REQUIRED ACTION:
What's wanted here is the full listing below, repeated exactly, with no images in it.

LISTED RECORDS:
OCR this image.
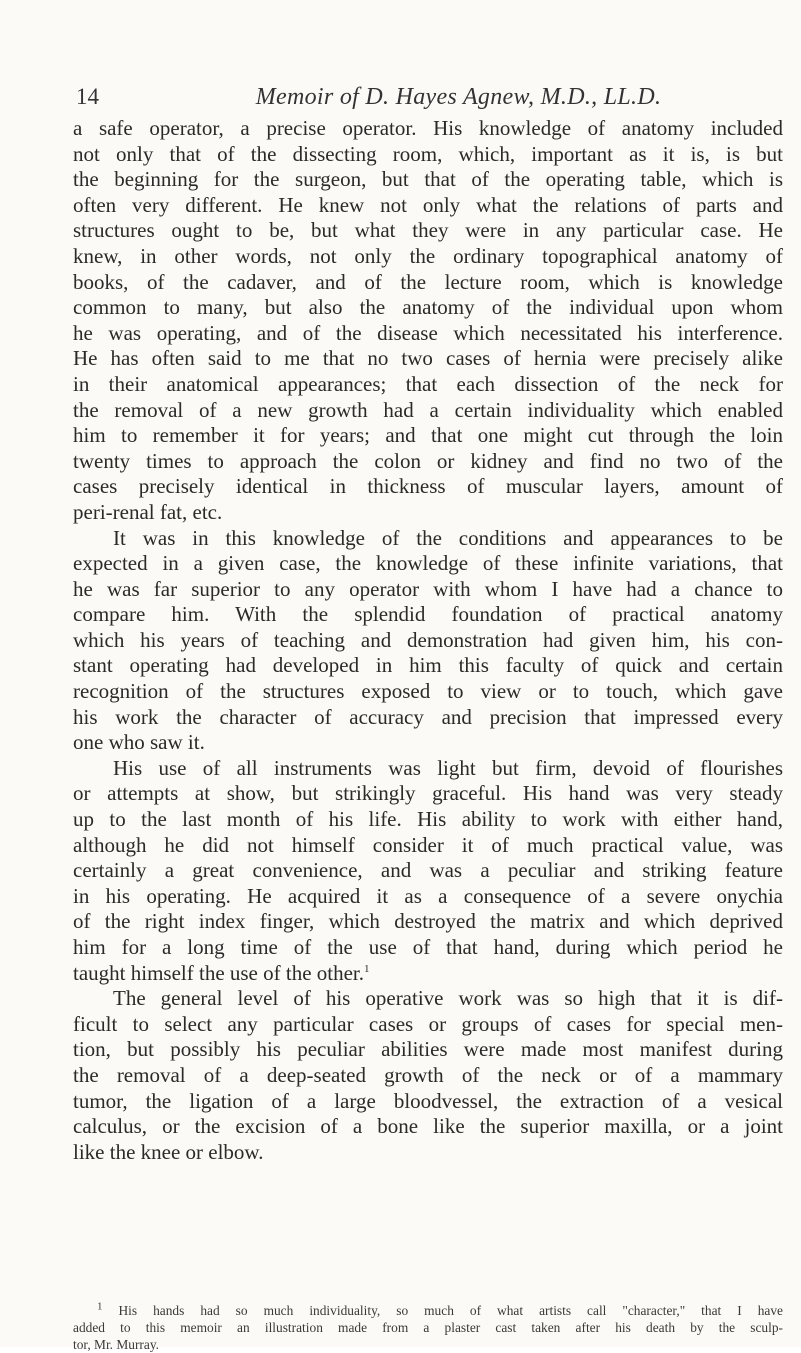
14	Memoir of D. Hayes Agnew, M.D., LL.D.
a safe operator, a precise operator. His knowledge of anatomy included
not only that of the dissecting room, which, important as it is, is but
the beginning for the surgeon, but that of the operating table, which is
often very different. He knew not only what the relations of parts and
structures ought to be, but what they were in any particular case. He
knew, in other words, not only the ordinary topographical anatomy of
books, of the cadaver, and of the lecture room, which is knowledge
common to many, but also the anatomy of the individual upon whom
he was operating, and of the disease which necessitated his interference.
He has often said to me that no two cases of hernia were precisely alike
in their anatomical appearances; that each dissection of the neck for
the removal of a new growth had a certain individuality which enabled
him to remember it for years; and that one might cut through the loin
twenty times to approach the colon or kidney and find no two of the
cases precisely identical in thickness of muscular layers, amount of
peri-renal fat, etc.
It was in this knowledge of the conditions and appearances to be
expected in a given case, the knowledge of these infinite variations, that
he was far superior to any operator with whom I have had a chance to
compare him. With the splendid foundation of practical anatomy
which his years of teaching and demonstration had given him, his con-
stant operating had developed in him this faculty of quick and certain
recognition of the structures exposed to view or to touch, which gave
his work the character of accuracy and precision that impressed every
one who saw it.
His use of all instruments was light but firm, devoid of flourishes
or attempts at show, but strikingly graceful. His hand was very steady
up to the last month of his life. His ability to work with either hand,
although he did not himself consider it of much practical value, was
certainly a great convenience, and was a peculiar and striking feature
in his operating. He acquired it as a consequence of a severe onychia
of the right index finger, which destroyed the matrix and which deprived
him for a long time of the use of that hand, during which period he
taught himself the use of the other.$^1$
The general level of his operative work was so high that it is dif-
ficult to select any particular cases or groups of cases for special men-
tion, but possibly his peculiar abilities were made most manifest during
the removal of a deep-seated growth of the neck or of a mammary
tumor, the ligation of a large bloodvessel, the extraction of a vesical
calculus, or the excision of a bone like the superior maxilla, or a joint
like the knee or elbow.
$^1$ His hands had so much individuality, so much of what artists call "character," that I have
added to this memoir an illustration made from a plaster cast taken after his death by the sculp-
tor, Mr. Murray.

EXERCISE ANSWER:
OCR this image.
14	Memoir of D. Hayes Agnew, M.D., LL.D.
a safe operator, a precise operator. His knowledge of anatomy included
not only that of the dissecting room, which, important as it is, is but
the beginning for the surgeon, but that of the operating table, which is
often very different. He knew not only what the relations of parts and
structures ought to be, but what they were in any particular case. He
knew, in other words, not only the ordinary topographical anatomy of
books, of the cadaver, and of the lecture room, which is knowledge
common to many, but also the anatomy of the individual upon whom
he was operating, and of the disease which necessitated his interference.
He has often said to me that no two cases of hernia were precisely alike
in their anatomical appearances; that each dissection of the neck for
the removal of a new growth had a certain individuality which enabled
him to remember it for years; and that one might cut through the loin
twenty times to approach the colon or kidney and find no two of the
cases precisely identical in thickness of muscular layers, amount of
peri-renal fat, etc.
It was in this knowledge of the conditions and appearances to be
expected in a given case, the knowledge of these infinite variations, that
he was far superior to any operator with whom I have had a chance to
compare him. With the splendid foundation of practical anatomy
which his years of teaching and demonstration had given him, his con-
stant operating had developed in him this faculty of quick and certain
recognition of the structures exposed to view or to touch, which gave
his work the character of accuracy and precision that impressed every
one who saw it.
His use of all instruments was light but firm, devoid of flourishes
or attempts at show, but strikingly graceful. His hand was very steady
up to the last month of his life. His ability to work with either hand,
although he did not himself consider it of much practical value, was
certainly a great convenience, and was a peculiar and striking feature
in his operating. He acquired it as a consequence of a severe onychia
of the right index finger, which destroyed the matrix and which deprived
him for a long time of the use of that hand, during which period he
taught himself the use of the other.$^1$
The general level of his operative work was so high that it is dif-
ficult to select any particular cases or groups of cases for special men-
tion, but possibly his peculiar abilities were made most manifest during
the removal of a deep-seated growth of the neck or of a mammary
tumor, the ligation of a large bloodvessel, the extraction of a vesical
calculus, or the excision of a bone like the superior maxilla, or a joint
like the knee or elbow.
$^1$ His hands had so much individuality, so much of what artists call "character," that I have
added to this memoir an illustration made from a plaster cast taken after his death by the sculp-
tor, Mr. Murray.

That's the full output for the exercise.